PROBLEM REQUIREMENTS
Only the pictures are left out: repeat the rest of the entries exactly.

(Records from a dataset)
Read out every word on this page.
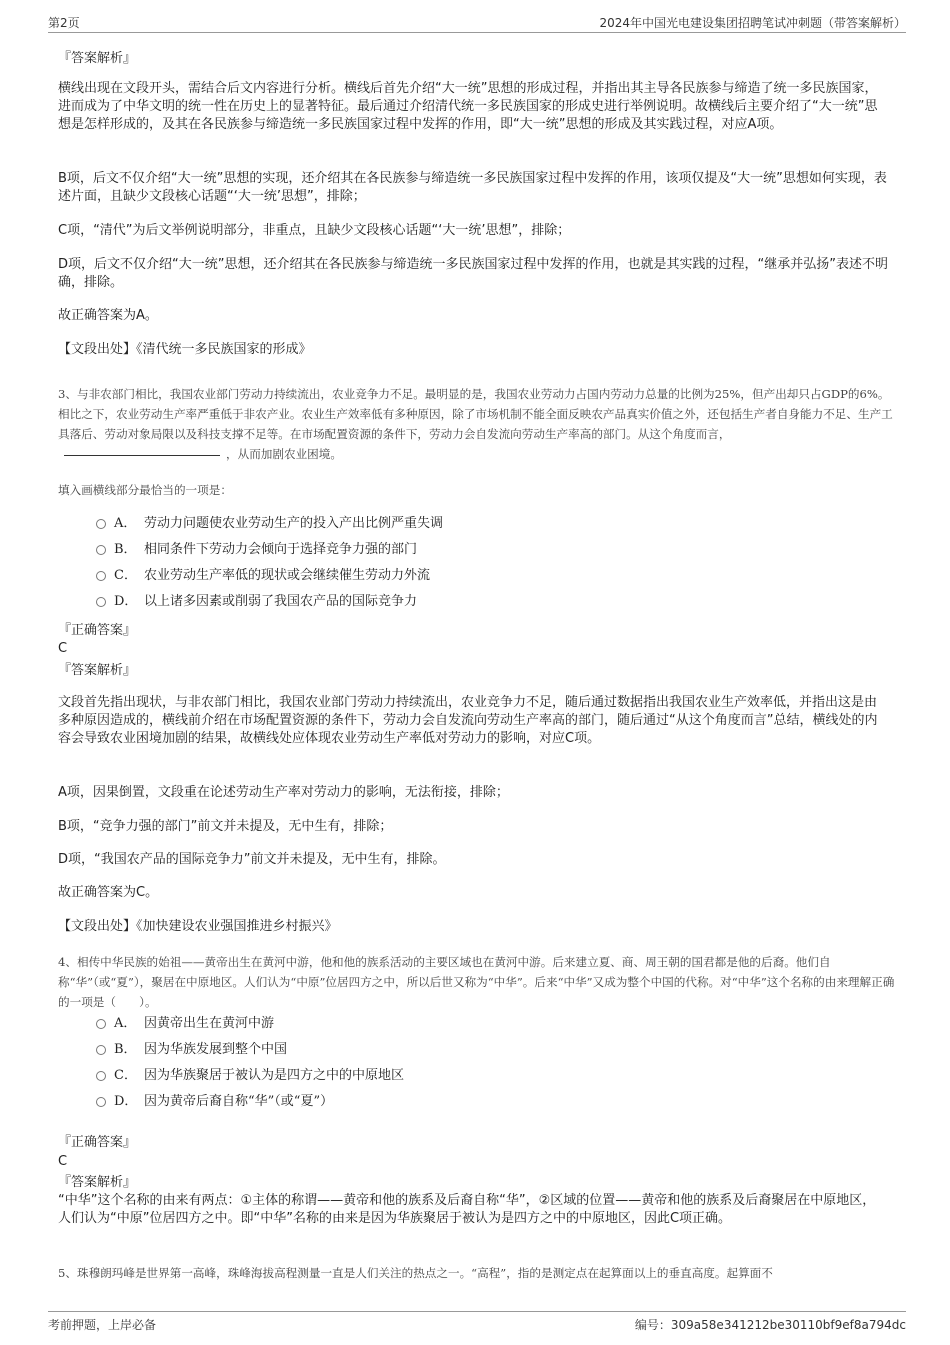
第2页	2024年中国光电建设集团招聘笔试冲刺题（带答案解析）

『答案解析』

横线出现在文段开头，需结合后文内容进行分析。横线后首先介绍“大一统”思想的形成过程，并指出其主导各民族参与缔造了统一多民族国家，进而成为了中华文明的统一性在历史上的显著特征。最后通过介绍清代统一多民族国家的形成史进行举例说明。故横线后主要介绍了“大一统”思想是怎样形成的，及其在各民族参与缔造统一多民族国家过程中发挥的作用，即“大一统”思想的形成及其实践过程，对应A项。

B项，后文不仅介绍“大一统”思想的实现，还介绍其在各民族参与缔造统一多民族国家过程中发挥的作用，该项仅提及“大一统”思想如何实现，表述片面，且缺少文段核心话题“‘大一统’思想”，排除；

C项，“清代”为后文举例说明部分，非重点，且缺少文段核心话题“‘大一统’思想”，排除；

D项，后文不仅介绍“大一统”思想，还介绍其在各民族参与缔造统一多民族国家过程中发挥的作用，也就是其实践的过程，“继承并弘扬”表述不明确，排除。

故正确答案为A。

【文段出处】《清代统一多民族国家的形成》

3、与非农部门相比，我国农业部门劳动力持续流出，农业竞争力不足。最明显的是，我国农业劳动力占国内劳动力总量的比例为25%，但产出却只占GDP的6%。相比之下，农业劳动生产率严重低于非农产业。农业生产效率低有多种原因，除了市场机制不能全面反映农产品真实价值之外，还包括生产者自身能力不足、生产工具落后、劳动对象局限以及科技支撑不足等。在市场配置资源的条件下，劳动力会自发流向劳动生产率高的部门。从这个角度而言，，从而加剧农业困境。

填入画横线部分最恰当的一项是：

A． 劳动力问题使农业劳动生产的投入产出比例严重失调
B． 相同条件下劳动力会倾向于选择竞争力强的部门
C． 农业劳动生产率低的现状或会继续催生劳动力外流
D． 以上诸多因素或削弱了我国农产品的国际竞争力

『正确答案』

C

『答案解析』

文段首先指出现状，与非农部门相比，我国农业部门劳动力持续流出，农业竞争力不足，随后通过数据指出我国农业生产效率低，并指出这是由多种原因造成的，横线前介绍在市场配置资源的条件下，劳动力会自发流向劳动生产率高的部门，随后通过“从这个角度而言”总结，横线处的内容会导致农业困境加剧的结果，故横线处应体现农业劳动生产率低对劳动力的影响，对应C项。

A项，因果倒置，文段重在论述劳动生产率对劳动力的影响，无法衔接，排除；

B项，“竞争力强的部门”前文并未提及，无中生有，排除；

D项，“我国农产品的国际竞争力”前文并未提及，无中生有，排除。

故正确答案为C。

【文段出处】《加快建设农业强国推进乡村振兴》

4、相传中华民族的始祖——黄帝出生在黄河中游，他和他的族系活动的主要区域也在黄河中游。后来建立夏、商、周王朝的国君都是他的后裔。他们自称“华”（或“夏”），聚居在中原地区。人们认为“中原”位居四方之中，所以后世又称为“中华”。后来“中华”又成为整个中国的代称。对“中华”这个名称的由来理解正确的一项是（　　）。

A． 因黄帝出生在黄河中游
B． 因为华族发展到整个中国
C． 因为华族聚居于被认为是四方之中的中原地区
D． 因为黄帝后裔自称“华”（或“夏”）

『正确答案』

C

『答案解析』

“中华”这个名称的由来有两点：①主体的称谓——黄帝和他的族系及后裔自称“华”，②区域的位置——黄帝和他的族系及后裔聚居在中原地区，人们认为“中原”位居四方之中。即“中华”名称的由来是因为华族聚居于被认为是四方之中的中原地区，因此C项正确。

5、珠穆朗玛峰是世界第一高峰，珠峰海拔高程测量一直是人们关注的热点之一。“高程”，指的是测定点在起算面以上的垂直高度。起算面不

考前押题，上岸必备	编号：309a58e341212be30110bf9ef8a794dc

FINISHED TASK
Read out every word on this page.
第2页	2024年中国光电建设集团招聘笔试冲刺题（带答案解析）

『答案解析』

横线出现在文段开头，需结合后文内容进行分析。横线后首先介绍“大一统”思想的形成过程，并指出其主导各民族参与缔造了统一多民族国家，进而成为了中华文明的统一性在历史上的显著特征。最后通过介绍清代统一多民族国家的形成史进行举例说明。故横线后主要介绍了“大一统”思想是怎样形成的，及其在各民族参与缔造统一多民族国家过程中发挥的作用，即“大一统”思想的形成及其实践过程，对应A项。

B项，后文不仅介绍“大一统”思想的实现，还介绍其在各民族参与缔造统一多民族国家过程中发挥的作用，该项仅提及“大一统”思想如何实现，表述片面，且缺少文段核心话题“‘大一统’思想”，排除；

C项，“清代”为后文举例说明部分，非重点，且缺少文段核心话题“‘大一统’思想”，排除；

D项，后文不仅介绍“大一统”思想，还介绍其在各民族参与缔造统一多民族国家过程中发挥的作用，也就是其实践的过程，“继承并弘扬”表述不明确，排除。

故正确答案为A。

【文段出处】《清代统一多民族国家的形成》

3、与非农部门相比，我国农业部门劳动力持续流出，农业竞争力不足。最明显的是，我国农业劳动力占国内劳动力总量的比例为25%，但产出却只占GDP的6%。相比之下，农业劳动生产率严重低于非农产业。农业生产效率低有多种原因，除了市场机制不能全面反映农产品真实价值之外，还包括生产者自身能力不足、生产工具落后、劳动对象局限以及科技支撑不足等。在市场配置资源的条件下，劳动力会自发流向劳动生产率高的部门。从这个角度而言，，从而加剧农业困境。

填入画横线部分最恰当的一项是：

A． 劳动力问题使农业劳动生产的投入产出比例严重失调
B． 相同条件下劳动力会倾向于选择竞争力强的部门
C． 农业劳动生产率低的现状或会继续催生劳动力外流
D． 以上诸多因素或削弱了我国农产品的国际竞争力

『正确答案』

C

『答案解析』

文段首先指出现状，与非农部门相比，我国农业部门劳动力持续流出，农业竞争力不足，随后通过数据指出我国农业生产效率低，并指出这是由多种原因造成的，横线前介绍在市场配置资源的条件下，劳动力会自发流向劳动生产率高的部门，随后通过“从这个角度而言”总结，横线处的内容会导致农业困境加剧的结果，故横线处应体现农业劳动生产率低对劳动力的影响，对应C项。

A项，因果倒置，文段重在论述劳动生产率对劳动力的影响，无法衔接，排除；

B项，“竞争力强的部门”前文并未提及，无中生有，排除；

D项，“我国农产品的国际竞争力”前文并未提及，无中生有，排除。

故正确答案为C。

【文段出处】《加快建设农业强国推进乡村振兴》

4、相传中华民族的始祖——黄帝出生在黄河中游，他和他的族系活动的主要区域也在黄河中游。后来建立夏、商、周王朝的国君都是他的后裔。他们自称“华”（或“夏”），聚居在中原地区。人们认为“中原”位居四方之中，所以后世又称为“中华”。后来“中华”又成为整个中国的代称。对“中华”这个名称的由来理解正确的一项是（　　）。

A． 因黄帝出生在黄河中游
B． 因为华族发展到整个中国
C． 因为华族聚居于被认为是四方之中的中原地区
D． 因为黄帝后裔自称“华”（或“夏”）

『正确答案』

C

『答案解析』

“中华”这个名称的由来有两点：①主体的称谓——黄帝和他的族系及后裔自称“华”，②区域的位置——黄帝和他的族系及后裔聚居在中原地区，人们认为“中原”位居四方之中。即“中华”名称的由来是因为华族聚居于被认为是四方之中的中原地区，因此C项正确。

5、珠穆朗玛峰是世界第一高峰，珠峰海拔高程测量一直是人们关注的热点之一。“高程”，指的是测定点在起算面以上的垂直高度。起算面不

考前押题，上岸必备	编号：309a58e341212be30110bf9ef8a794dc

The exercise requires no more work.